##### Supplied material

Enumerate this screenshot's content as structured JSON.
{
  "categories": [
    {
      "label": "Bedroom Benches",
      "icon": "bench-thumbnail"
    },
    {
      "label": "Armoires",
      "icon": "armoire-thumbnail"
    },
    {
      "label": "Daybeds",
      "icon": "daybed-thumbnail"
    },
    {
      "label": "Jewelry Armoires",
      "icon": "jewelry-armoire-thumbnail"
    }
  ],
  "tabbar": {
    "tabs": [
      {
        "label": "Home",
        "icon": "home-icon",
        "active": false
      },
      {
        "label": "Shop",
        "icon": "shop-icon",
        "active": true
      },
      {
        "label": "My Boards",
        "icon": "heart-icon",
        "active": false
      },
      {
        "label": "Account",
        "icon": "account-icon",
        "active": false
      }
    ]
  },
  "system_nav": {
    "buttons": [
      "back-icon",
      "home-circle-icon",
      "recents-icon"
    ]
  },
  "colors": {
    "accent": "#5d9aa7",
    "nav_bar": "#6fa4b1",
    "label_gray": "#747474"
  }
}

##########

Task to carry out >> Quote each line of the data above exactly as written.

Exercise response >>
Enumerate this screenshot's content as structured JSON.
{
  "categories": [
    {
      "label": "Bedroom Benches",
      "icon": "bench-thumbnail"
    },
    {
      "label": "Armoires",
      "icon": "armoire-thumbnail"
    },
    {
      "label": "Daybeds",
      "icon": "daybed-thumbnail"
    },
    {
      "label": "Jewelry Armoires",
      "icon": "jewelry-armoire-thumbnail"
    }
  ],
  "tabbar": {
    "tabs": [
      {
        "label": "Home",
        "icon": "home-icon",
        "active": false
      },
      {
        "label": "Shop",
        "icon": "shop-icon",
        "active": true
      },
      {
        "label": "My Boards",
        "icon": "heart-icon",
        "active": false
      },
      {
        "label": "Account",
        "icon": "account-icon",
        "active": false
      }
    ]
  },
  "system_nav": {
    "buttons": [
      "back-icon",
      "home-circle-icon",
      "recents-icon"
    ]
  },
  "colors": {
    "accent": "#5d9aa7",
    "nav_bar": "#6fa4b1",
    "label_gray": "#747474"
  }
}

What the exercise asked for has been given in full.